> [TASK REQUIREMENTS]:
Give the entries again, word for word.

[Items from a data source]
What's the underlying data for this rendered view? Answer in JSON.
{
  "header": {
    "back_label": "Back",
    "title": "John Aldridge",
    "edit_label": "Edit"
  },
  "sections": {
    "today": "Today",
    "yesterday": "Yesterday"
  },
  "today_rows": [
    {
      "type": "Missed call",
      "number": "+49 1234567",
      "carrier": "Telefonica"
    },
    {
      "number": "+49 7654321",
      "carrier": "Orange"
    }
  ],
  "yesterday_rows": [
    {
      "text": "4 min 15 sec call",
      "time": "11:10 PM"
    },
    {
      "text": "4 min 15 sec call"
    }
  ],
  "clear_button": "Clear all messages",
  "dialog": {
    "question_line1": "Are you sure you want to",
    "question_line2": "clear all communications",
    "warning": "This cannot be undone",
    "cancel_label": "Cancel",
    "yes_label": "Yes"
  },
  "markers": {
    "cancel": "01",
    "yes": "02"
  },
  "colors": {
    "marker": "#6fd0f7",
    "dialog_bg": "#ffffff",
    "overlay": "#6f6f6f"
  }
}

> [TASK ANSWER]:
What's the underlying data for this rendered view? Answer in JSON.
{
  "header": {
    "back_label": "Back",
    "title": "John Aldridge",
    "edit_label": "Edit"
  },
  "sections": {
    "today": "Today",
    "yesterday": "Yesterday"
  },
  "today_rows": [
    {
      "type": "Missed call",
      "number": "+49 1234567",
      "carrier": "Telefonica"
    },
    {
      "number": "+49 7654321",
      "carrier": "Orange"
    }
  ],
  "yesterday_rows": [
    {
      "text": "4 min 15 sec call",
      "time": "11:10 PM"
    },
    {
      "text": "4 min 15 sec call"
    }
  ],
  "clear_button": "Clear all messages",
  "dialog": {
    "question_line1": "Are you sure you want to",
    "question_line2": "clear all communications",
    "warning": "This cannot be undone",
    "cancel_label": "Cancel",
    "yes_label": "Yes"
  },
  "markers": {
    "cancel": "01",
    "yes": "02"
  },
  "colors": {
    "marker": "#6fd0f7",
    "dialog_bg": "#ffffff",
    "overlay": "#6f6f6f"
  }
}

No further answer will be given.